[Data entries]
· · · ·
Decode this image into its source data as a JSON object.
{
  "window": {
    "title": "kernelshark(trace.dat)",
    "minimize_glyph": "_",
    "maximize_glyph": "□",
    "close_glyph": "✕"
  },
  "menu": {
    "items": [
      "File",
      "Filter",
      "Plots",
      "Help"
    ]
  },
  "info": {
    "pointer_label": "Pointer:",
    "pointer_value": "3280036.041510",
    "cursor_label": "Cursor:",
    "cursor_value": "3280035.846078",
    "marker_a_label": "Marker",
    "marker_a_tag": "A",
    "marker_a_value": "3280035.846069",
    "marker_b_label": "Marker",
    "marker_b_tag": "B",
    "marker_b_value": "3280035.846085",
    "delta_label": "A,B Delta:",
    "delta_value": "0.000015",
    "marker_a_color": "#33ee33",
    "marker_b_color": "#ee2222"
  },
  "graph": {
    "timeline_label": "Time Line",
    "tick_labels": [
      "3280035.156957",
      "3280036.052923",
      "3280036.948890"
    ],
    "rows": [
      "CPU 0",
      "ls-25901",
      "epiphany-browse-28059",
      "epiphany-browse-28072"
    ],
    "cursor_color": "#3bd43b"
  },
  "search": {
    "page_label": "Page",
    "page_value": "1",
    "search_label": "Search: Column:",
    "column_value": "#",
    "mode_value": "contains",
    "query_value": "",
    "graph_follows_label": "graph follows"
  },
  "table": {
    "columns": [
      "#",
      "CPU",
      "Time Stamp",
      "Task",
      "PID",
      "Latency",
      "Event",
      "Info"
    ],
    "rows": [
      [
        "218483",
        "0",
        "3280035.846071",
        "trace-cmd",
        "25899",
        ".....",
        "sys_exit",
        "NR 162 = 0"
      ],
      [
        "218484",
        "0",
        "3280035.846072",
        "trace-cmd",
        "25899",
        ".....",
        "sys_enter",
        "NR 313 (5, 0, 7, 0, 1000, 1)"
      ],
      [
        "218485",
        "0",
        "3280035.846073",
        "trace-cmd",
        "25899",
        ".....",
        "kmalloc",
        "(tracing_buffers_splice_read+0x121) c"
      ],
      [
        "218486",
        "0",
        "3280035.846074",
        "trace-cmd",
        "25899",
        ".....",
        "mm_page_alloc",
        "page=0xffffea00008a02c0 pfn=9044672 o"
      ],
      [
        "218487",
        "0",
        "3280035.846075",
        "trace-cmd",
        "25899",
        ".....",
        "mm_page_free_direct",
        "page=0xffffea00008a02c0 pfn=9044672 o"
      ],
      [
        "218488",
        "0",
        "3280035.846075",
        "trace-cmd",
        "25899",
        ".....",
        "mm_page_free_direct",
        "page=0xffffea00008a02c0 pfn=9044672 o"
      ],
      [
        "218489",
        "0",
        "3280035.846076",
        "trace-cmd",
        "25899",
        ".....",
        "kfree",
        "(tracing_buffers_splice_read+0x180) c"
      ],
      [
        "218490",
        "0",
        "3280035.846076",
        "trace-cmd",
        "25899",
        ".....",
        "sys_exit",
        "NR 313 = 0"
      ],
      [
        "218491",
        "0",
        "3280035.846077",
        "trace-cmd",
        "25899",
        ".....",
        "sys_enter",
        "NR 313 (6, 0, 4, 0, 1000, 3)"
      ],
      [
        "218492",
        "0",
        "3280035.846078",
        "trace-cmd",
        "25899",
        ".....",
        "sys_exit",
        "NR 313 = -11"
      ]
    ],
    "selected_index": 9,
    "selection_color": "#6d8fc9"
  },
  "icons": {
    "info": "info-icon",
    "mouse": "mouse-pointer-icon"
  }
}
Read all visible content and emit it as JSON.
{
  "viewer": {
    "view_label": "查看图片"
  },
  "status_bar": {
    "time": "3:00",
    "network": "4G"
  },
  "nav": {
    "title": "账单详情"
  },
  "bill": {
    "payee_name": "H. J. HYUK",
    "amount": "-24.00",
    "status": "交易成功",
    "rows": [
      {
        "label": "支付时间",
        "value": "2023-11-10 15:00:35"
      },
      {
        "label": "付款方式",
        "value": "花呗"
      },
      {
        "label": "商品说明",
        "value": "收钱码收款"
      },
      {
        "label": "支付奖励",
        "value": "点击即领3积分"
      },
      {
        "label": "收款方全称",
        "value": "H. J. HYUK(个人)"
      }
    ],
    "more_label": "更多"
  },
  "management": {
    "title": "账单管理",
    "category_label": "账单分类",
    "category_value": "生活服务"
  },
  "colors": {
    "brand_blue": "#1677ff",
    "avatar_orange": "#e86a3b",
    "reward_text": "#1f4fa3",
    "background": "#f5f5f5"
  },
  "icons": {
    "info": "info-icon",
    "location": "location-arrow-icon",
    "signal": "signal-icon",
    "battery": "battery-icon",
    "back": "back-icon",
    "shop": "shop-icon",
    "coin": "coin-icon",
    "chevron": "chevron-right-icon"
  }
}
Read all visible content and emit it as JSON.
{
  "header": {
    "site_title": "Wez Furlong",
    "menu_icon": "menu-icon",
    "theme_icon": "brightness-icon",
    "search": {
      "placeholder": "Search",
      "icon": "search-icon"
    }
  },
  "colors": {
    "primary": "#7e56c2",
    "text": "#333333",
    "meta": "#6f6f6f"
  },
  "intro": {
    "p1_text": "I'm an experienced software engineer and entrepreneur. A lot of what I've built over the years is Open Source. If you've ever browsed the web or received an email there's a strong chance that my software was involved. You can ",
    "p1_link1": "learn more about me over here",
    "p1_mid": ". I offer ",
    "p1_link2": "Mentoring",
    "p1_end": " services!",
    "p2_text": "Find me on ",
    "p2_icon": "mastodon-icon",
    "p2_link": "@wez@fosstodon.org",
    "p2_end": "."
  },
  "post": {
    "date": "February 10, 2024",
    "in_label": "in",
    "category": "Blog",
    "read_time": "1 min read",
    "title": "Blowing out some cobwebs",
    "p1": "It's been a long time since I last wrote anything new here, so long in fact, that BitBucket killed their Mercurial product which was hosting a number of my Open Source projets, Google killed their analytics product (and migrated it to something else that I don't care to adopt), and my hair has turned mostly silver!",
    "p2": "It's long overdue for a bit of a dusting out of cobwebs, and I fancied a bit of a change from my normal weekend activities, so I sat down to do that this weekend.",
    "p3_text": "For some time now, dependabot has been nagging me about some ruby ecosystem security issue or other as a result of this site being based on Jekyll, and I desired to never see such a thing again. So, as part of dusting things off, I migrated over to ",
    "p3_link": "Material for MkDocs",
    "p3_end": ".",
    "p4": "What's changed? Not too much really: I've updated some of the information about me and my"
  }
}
· · · ·
* _WHAT TO DO_
Recite the full listing above exactly.

* _SOLUTION TO THIS EXERCISE_
Decode this image into its source data as a JSON object.
{
  "window": {
    "title": "kernelshark(trace.dat)",
    "minimize_glyph": "_",
    "maximize_glyph": "□",
    "close_glyph": "✕"
  },
  "menu": {
    "items": [
      "File",
      "Filter",
      "Plots",
      "Help"
    ]
  },
  "info": {
    "pointer_label": "Pointer:",
    "pointer_value": "3280036.041510",
    "cursor_label": "Cursor:",
    "cursor_value": "3280035.846078",
    "marker_a_label": "Marker",
    "marker_a_tag": "A",
    "marker_a_value": "3280035.846069",
    "marker_b_label": "Marker",
    "marker_b_tag": "B",
    "marker_b_value": "3280035.846085",
    "delta_label": "A,B Delta:",
    "delta_value": "0.000015",
    "marker_a_color": "#33ee33",
    "marker_b_color": "#ee2222"
  },
  "graph": {
    "timeline_label": "Time Line",
    "tick_labels": [
      "3280035.156957",
      "3280036.052923",
      "3280036.948890"
    ],
    "rows": [
      "CPU 0",
      "ls-25901",
      "epiphany-browse-28059",
      "epiphany-browse-28072"
    ],
    "cursor_color": "#3bd43b"
  },
  "search": {
    "page_label": "Page",
    "page_value": "1",
    "search_label": "Search: Column:",
    "column_value": "#",
    "mode_value": "contains",
    "query_value": "",
    "graph_follows_label": "graph follows"
  },
  "table": {
    "columns": [
      "#",
      "CPU",
      "Time Stamp",
      "Task",
      "PID",
      "Latency",
      "Event",
      "Info"
    ],
    "rows": [
      [
        "218483",
        "0",
        "3280035.846071",
        "trace-cmd",
        "25899",
        ".....",
        "sys_exit",
        "NR 162 = 0"
      ],
      [
        "218484",
        "0",
        "3280035.846072",
        "trace-cmd",
        "25899",
        ".....",
        "sys_enter",
        "NR 313 (5, 0, 7, 0, 1000, 1)"
      ],
      [
        "218485",
        "0",
        "3280035.846073",
        "trace-cmd",
        "25899",
        ".....",
        "kmalloc",
        "(tracing_buffers_splice_read+0x121) c"
      ],
      [
        "218486",
        "0",
        "3280035.846074",
        "trace-cmd",
        "25899",
        ".....",
        "mm_page_alloc",
        "page=0xffffea00008a02c0 pfn=9044672 o"
      ],
      [
        "218487",
        "0",
        "3280035.846075",
        "trace-cmd",
        "25899",
        ".....",
        "mm_page_free_direct",
        "page=0xffffea00008a02c0 pfn=9044672 o"
      ],
      [
        "218488",
        "0",
        "3280035.846075",
        "trace-cmd",
        "25899",
        ".....",
        "mm_page_free_direct",
        "page=0xffffea00008a02c0 pfn=9044672 o"
      ],
      [
        "218489",
        "0",
        "3280035.846076",
        "trace-cmd",
        "25899",
        ".....",
        "kfree",
        "(tracing_buffers_splice_read+0x180) c"
      ],
      [
        "218490",
        "0",
        "3280035.846076",
        "trace-cmd",
        "25899",
        ".....",
        "sys_exit",
        "NR 313 = 0"
      ],
      [
        "218491",
        "0",
        "3280035.846077",
        "trace-cmd",
        "25899",
        ".....",
        "sys_enter",
        "NR 313 (6, 0, 4, 0, 1000, 3)"
      ],
      [
        "218492",
        "0",
        "3280035.846078",
        "trace-cmd",
        "25899",
        ".....",
        "sys_exit",
        "NR 313 = -11"
      ]
    ],
    "selected_index": 9,
    "selection_color": "#6d8fc9"
  },
  "icons": {
    "info": "info-icon",
    "mouse": "mouse-pointer-icon"
  }
}
Read all visible content and emit it as JSON.
{
  "viewer": {
    "view_label": "查看图片"
  },
  "status_bar": {
    "time": "3:00",
    "network": "4G"
  },
  "nav": {
    "title": "账单详情"
  },
  "bill": {
    "payee_name": "H. J. HYUK",
    "amount": "-24.00",
    "status": "交易成功",
    "rows": [
      {
        "label": "支付时间",
        "value": "2023-11-10 15:00:35"
      },
      {
        "label": "付款方式",
        "value": "花呗"
      },
      {
        "label": "商品说明",
        "value": "收钱码收款"
      },
      {
        "label": "支付奖励",
        "value": "点击即领3积分"
      },
      {
        "label": "收款方全称",
        "value": "H. J. HYUK(个人)"
      }
    ],
    "more_label": "更多"
  },
  "management": {
    "title": "账单管理",
    "category_label": "账单分类",
    "category_value": "生活服务"
  },
  "colors": {
    "brand_blue": "#1677ff",
    "avatar_orange": "#e86a3b",
    "reward_text": "#1f4fa3",
    "background": "#f5f5f5"
  },
  "icons": {
    "info": "info-icon",
    "location": "location-arrow-icon",
    "signal": "signal-icon",
    "battery": "battery-icon",
    "back": "back-icon",
    "shop": "shop-icon",
    "coin": "coin-icon",
    "chevron": "chevron-right-icon"
  }
}
Read all visible content and emit it as JSON.
{
  "header": {
    "site_title": "Wez Furlong",
    "menu_icon": "menu-icon",
    "theme_icon": "brightness-icon",
    "search": {
      "placeholder": "Search",
      "icon": "search-icon"
    }
  },
  "colors": {
    "primary": "#7e56c2",
    "text": "#333333",
    "meta": "#6f6f6f"
  },
  "intro": {
    "p1_text": "I'm an experienced software engineer and entrepreneur. A lot of what I've built over the years is Open Source. If you've ever browsed the web or received an email there's a strong chance that my software was involved. You can ",
    "p1_link1": "learn more about me over here",
    "p1_mid": ". I offer ",
    "p1_link2": "Mentoring",
    "p1_end": " services!",
    "p2_text": "Find me on ",
    "p2_icon": "mastodon-icon",
    "p2_link": "@wez@fosstodon.org",
    "p2_end": "."
  },
  "post": {
    "date": "February 10, 2024",
    "in_label": "in",
    "category": "Blog",
    "read_time": "1 min read",
    "title": "Blowing out some cobwebs",
    "p1": "It's been a long time since I last wrote anything new here, so long in fact, that BitBucket killed their Mercurial product which was hosting a number of my Open Source projets, Google killed their analytics product (and migrated it to something else that I don't care to adopt), and my hair has turned mostly silver!",
    "p2": "It's long overdue for a bit of a dusting out of cobwebs, and I fancied a bit of a change from my normal weekend activities, so I sat down to do that this weekend.",
    "p3_text": "For some time now, dependabot has been nagging me about some ruby ecosystem security issue or other as a result of this site being based on Jekyll, and I desired to never see such a thing again. So, as part of dusting things off, I migrated over to ",
    "p3_link": "Material for MkDocs",
    "p3_end": ".",
    "p4": "What's changed? Not too much really: I've updated some of the information about me and my"
  }
}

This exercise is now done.